_Фрагмент страницы_.
────

1. Karpat K.H. The Politicization of Islam: Reconstructing Identity, State, Faith, and Community in the Late Ottoman State. New York, 2001. P. 172.
2 Демонстрируя формальное уважение к Абдул-Хамиду II в первые месяцы революции, младотурки были намерены установить контроль над османским правительством и вооруженными силами, а главное, лишить султанскую власть ее сакрального с точки зрения ислама характера. Но степень влияния конституционных идей и деятельности самой организации «Иттихад ве теракки» значительно отличалась в разных регионах Османской империи. Вполне закономерно, что в европейских областях, которые и стали ареной вооруженного выступления в июле 1908 г. (Македония, Албания и Фракия), это влияние было наибольшим. В Анатолии, Сирии и Ираке (в основном в крупных военных гарнизонах) также действовали тайные ячейки младотурецкой организации, но до начала революционных событий местное население практически ничего не знало об их деятельности, а зачастую и о самом факте их существования. Примечательно и то, что руководство комитета «Иттихад ве теракки» не рассчитывало на успех своей пропаганды в арабоязычных провинциях (вилайетах) империи. Во многом это объяснялось тем, что большинство офицеров и гражданских чиновников турецкого, албанского и иного происхождения, активно участвовавших в деятельности тайной организации, не владели арабским языком, что затрудняло их общение с арабоязычными жителями Сирии и Ирака. Кроме того, в арабских провинциях империи авторитет султана-халифа Абдул-Хамида II традиционно был весьма высок. Этому способствовали не только официозная печать и государственная система образования, но также провинциальная знать – крупные землевладельцы, мусульманские религиозные авторитеты (улама) и, что особенно важно, шейхи суфийских братств (турук), находившиеся под патронажем султанского двора.

────

_Извлечённые данные_.
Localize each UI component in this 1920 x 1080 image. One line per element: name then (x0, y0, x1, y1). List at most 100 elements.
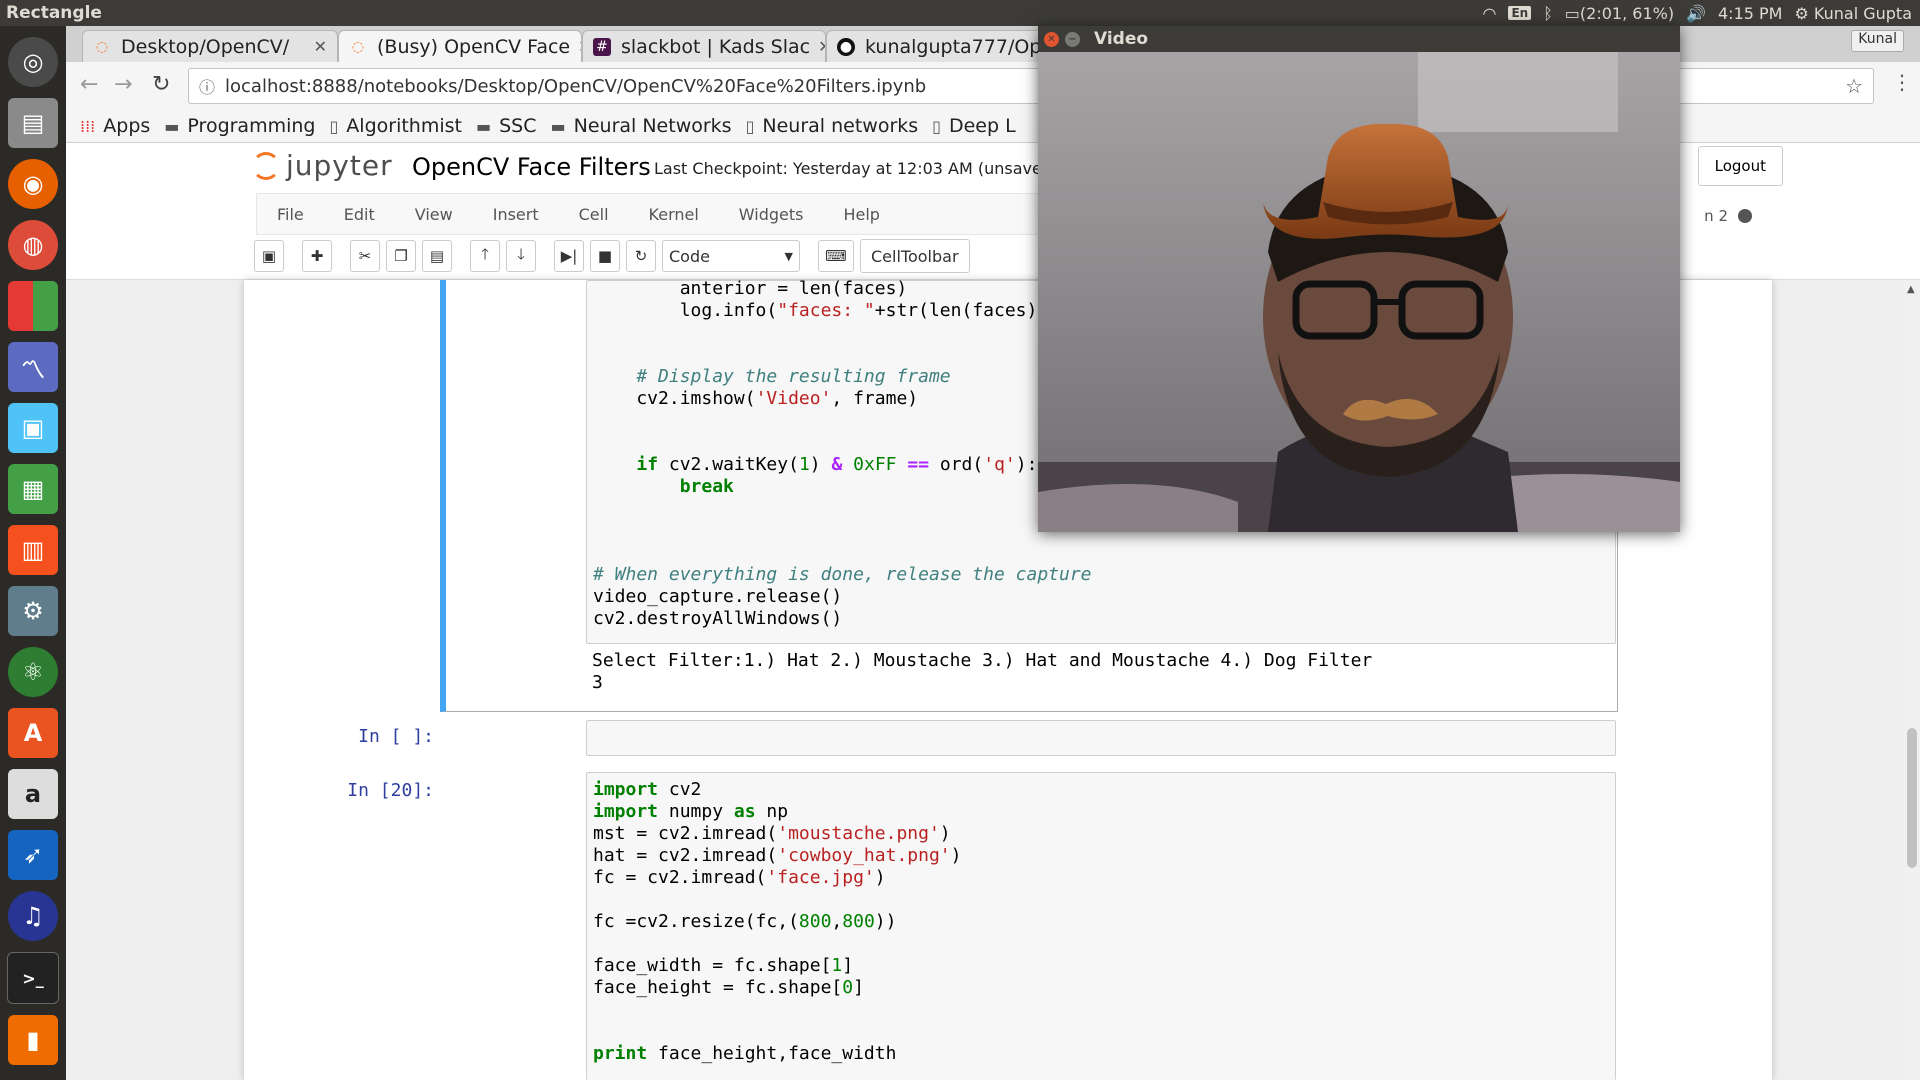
cell-type-value: Code (669, 246, 710, 266)
close-icon[interactable]: ✕ (306, 37, 327, 56)
info-icon[interactable]: ⓘ (199, 74, 215, 98)
bookmark-algorithmist[interactable]: ▯ Algorithmist (329, 115, 462, 137)
firefox-icon[interactable]: ◉ (8, 159, 58, 209)
audio-icon[interactable]: ♫ (8, 891, 58, 941)
cell-type-select[interactable]: Code ▼ (662, 240, 800, 272)
insert-cell-button[interactable]: ✚ (302, 240, 332, 272)
menu-view[interactable]: View (395, 205, 473, 224)
bookmark-neural-networks-page[interactable]: ▯ Neural networks (746, 115, 919, 137)
interrupt-button[interactable]: ■ (590, 240, 620, 272)
spreadsheet-icon[interactable]: ▦ (8, 464, 58, 514)
move-up-button[interactable]: 🡑 (470, 240, 500, 272)
presentation-icon[interactable]: ▥ (8, 525, 58, 575)
celltoolbar-button[interactable]: CellToolbar (860, 239, 970, 273)
image-viewer-icon[interactable]: ▣ (8, 403, 58, 453)
bookmark-apps[interactable]: ⁞⁞⁞ Apps (80, 115, 150, 137)
menu-cell[interactable]: Cell (559, 205, 629, 224)
jupyter-logo-text: jupyter (286, 149, 393, 182)
tab-slackbot[interactable]: # slackbot | Kads Slac ✕ (582, 30, 826, 62)
back-arrow-icon[interactable]: ← (80, 72, 98, 97)
close-icon[interactable]: ✕ (1044, 31, 1059, 47)
bookmark-label: SSC (499, 115, 537, 137)
menu-kernel[interactable]: Kernel (629, 205, 719, 224)
reload-icon[interactable]: ↻ (152, 72, 170, 97)
command-palette-button[interactable]: ⌨ (818, 240, 854, 272)
copy-button[interactable]: ❐ (386, 240, 416, 272)
close-icon[interactable]: ✕ (810, 37, 825, 56)
bookmark-deep-l[interactable]: ▯ Deep L (932, 115, 1016, 137)
page-icon: ▯ (745, 116, 755, 136)
battery-icon: ▭ (1564, 3, 1580, 23)
tab-github[interactable]: ● kunalgupta777/Op (826, 30, 1046, 62)
software-center-icon[interactable]: A (8, 708, 58, 758)
webcam-frame (1038, 52, 1680, 532)
page-icon: ▯ (932, 116, 941, 136)
jupyter-logo[interactable]: jupyter (252, 149, 393, 182)
scissors-icon: ✂ (358, 247, 372, 265)
save-icon: ▣ (261, 247, 277, 265)
video-window-titlebar[interactable]: ✕ − Video (1038, 26, 1680, 52)
close-icon[interactable]: ✕ (570, 37, 581, 56)
bookmark-label: Apps (103, 115, 151, 137)
cell-prompt: In [20]: (347, 780, 434, 801)
bookmark-star-icon[interactable]: ☆ (1845, 74, 1863, 98)
files-icon[interactable]: ▤ (8, 98, 58, 148)
logout-button[interactable]: Logout (1697, 146, 1783, 186)
slack-icon: # (593, 37, 611, 56)
notebook-name[interactable]: OpenCV Face Filters (412, 153, 651, 181)
bookmark-ssc[interactable]: ▬ SSC (476, 115, 537, 137)
restart-button[interactable]: ↻ (626, 240, 656, 272)
bookmark-label: Programming (187, 115, 316, 137)
archive-icon[interactable]: ▮ (8, 1015, 58, 1065)
bookmark-neural-networks-folder[interactable]: ▬ Neural Networks (551, 115, 732, 137)
amazon-icon[interactable]: a (8, 769, 58, 819)
bookmark-label: Algorithmist (346, 115, 462, 137)
move-down-button[interactable]: 🡓 (506, 240, 536, 272)
menu-edit[interactable]: Edit (324, 205, 395, 224)
menu-help[interactable]: Help (823, 205, 899, 224)
volume-icon[interactable]: 🔊 (1686, 4, 1706, 23)
bluetooth-icon[interactable]: ᛒ (1543, 4, 1553, 23)
gear-icon: ⚙ (1794, 3, 1809, 23)
profile-button[interactable]: Kunal (1851, 30, 1904, 52)
settings-icon[interactable]: ⚙ (8, 586, 58, 636)
bookmark-programming[interactable]: ▬ Programming (164, 115, 315, 137)
dash-home-icon[interactable]: ◎ (8, 37, 58, 87)
browser-menu-icon[interactable]: ⋮ (1892, 70, 1912, 94)
session-menu[interactable]: ⚙ Kunal Gupta (1794, 4, 1912, 23)
step-forward-icon: ▶| (560, 247, 578, 265)
forward-arrow-icon[interactable]: → (114, 72, 132, 97)
paste-button[interactable]: ▤ (422, 240, 452, 272)
tab-desktop-opencv[interactable]: ◌ Desktop/OpenCV/ ✕ (82, 30, 338, 62)
run-button[interactable]: ▶| (554, 240, 584, 272)
cell-input[interactable]: import cv2 import numpy as np mst = cv2.… (586, 772, 1616, 1080)
page-scrollbar[interactable]: ▲ (1904, 280, 1920, 1080)
cell-prompt: In [ ]: (358, 726, 434, 747)
menu-file[interactable]: File (257, 205, 324, 224)
chrome-icon[interactable]: ◍ (8, 220, 58, 270)
app-grid-icon[interactable] (8, 281, 58, 331)
video-window[interactable]: ✕ − Video (1038, 26, 1680, 532)
terminal-icon[interactable]: >_ (7, 952, 59, 1004)
menu-insert[interactable]: Insert (473, 205, 559, 224)
wifi-icon[interactable]: ◠ (1482, 4, 1496, 23)
folder-icon: ▬ (164, 116, 180, 136)
video-window-title: Video (1094, 29, 1149, 49)
menu-widgets[interactable]: Widgets (719, 205, 824, 224)
cut-button[interactable]: ✂ (350, 240, 380, 272)
atom-icon[interactable]: ⚛ (8, 647, 58, 697)
battery-indicator[interactable]: ▭(2:01, 61%) (1565, 4, 1674, 23)
keyboard-layout-indicator[interactable]: En (1508, 6, 1532, 20)
empty-cell-input[interactable] (586, 720, 1616, 756)
folder-icon: ▬ (475, 116, 492, 136)
bookmark-label: Neural networks (762, 115, 919, 137)
clock[interactable]: 4:15 PM (1718, 4, 1782, 23)
kite-icon[interactable]: ➶ (8, 830, 58, 880)
tab-busy-opencv-face[interactable]: ◌ (Busy) OpenCV Face ✕ (338, 30, 582, 62)
arrow-up-icon: 🡑 (481, 244, 489, 263)
save-button[interactable]: ▣ (254, 240, 284, 272)
scroll-up-icon[interactable]: ▲ (1907, 284, 1915, 295)
system-monitor-icon[interactable]: 〽 (8, 342, 58, 392)
minimize-icon[interactable]: − (1065, 31, 1080, 47)
scrollbar-thumb[interactable] (1907, 728, 1917, 868)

────

_Условие задания_. Можете ли вы дословно воспроизвести весь фрагмент о младотурках и Османской империи, от первой строки до последней?

_Выполненное задание_.
1. Karpat K.H. The Politicization of Islam: Reconstructing Identity, State, Faith, and Community in the Late Ottoman State. New York, 2001. P. 172.
2 Демонстрируя формальное уважение к Абдул-Хамиду II в первые месяцы революции, младотурки были намерены установить контроль над османским правительством и вооруженными силами, а главное, лишить султанскую власть ее сакрального с точки зрения ислама характера. Но степень влияния конституционных идей и деятельности самой организации «Иттихад ве теракки» значительно отличалась в разных регионах Османской империи. Вполне закономерно, что в европейских областях, которые и стали ареной вооруженного выступления в июле 1908 г. (Македония, Албания и Фракия), это влияние было наибольшим. В Анатолии, Сирии и Ираке (в основном в крупных военных гарнизонах) также действовали тайные ячейки младотурецкой организации, но до начала революционных событий местное население практически ничего не знало об их деятельности, а зачастую и о самом факте их существования. Примечательно и то, что руководство комитета «Иттихад ве теракки» не рассчитывало на успех своей пропаганды в арабоязычных провинциях (вилайетах) империи. Во многом это объяснялось тем, что большинство офицеров и гражданских чиновников турецкого, албанского и иного происхождения, активно участвовавших в деятельности тайной организации, не владели арабским языком, что затрудняло их общение с арабоязычными жителями Сирии и Ирака. Кроме того, в арабских провинциях империи авторитет султана-халифа Абдул-Хамида II традиционно был весьма высок. Этому способствовали не только официозная печать и государственная система образования, но также провинциальная знать – крупные землевладельцы, мусульманские религиозные авторитеты (улама) и, что особенно важно, шейхи суфийских братств (турук), находившиеся под патронажем султанского двора.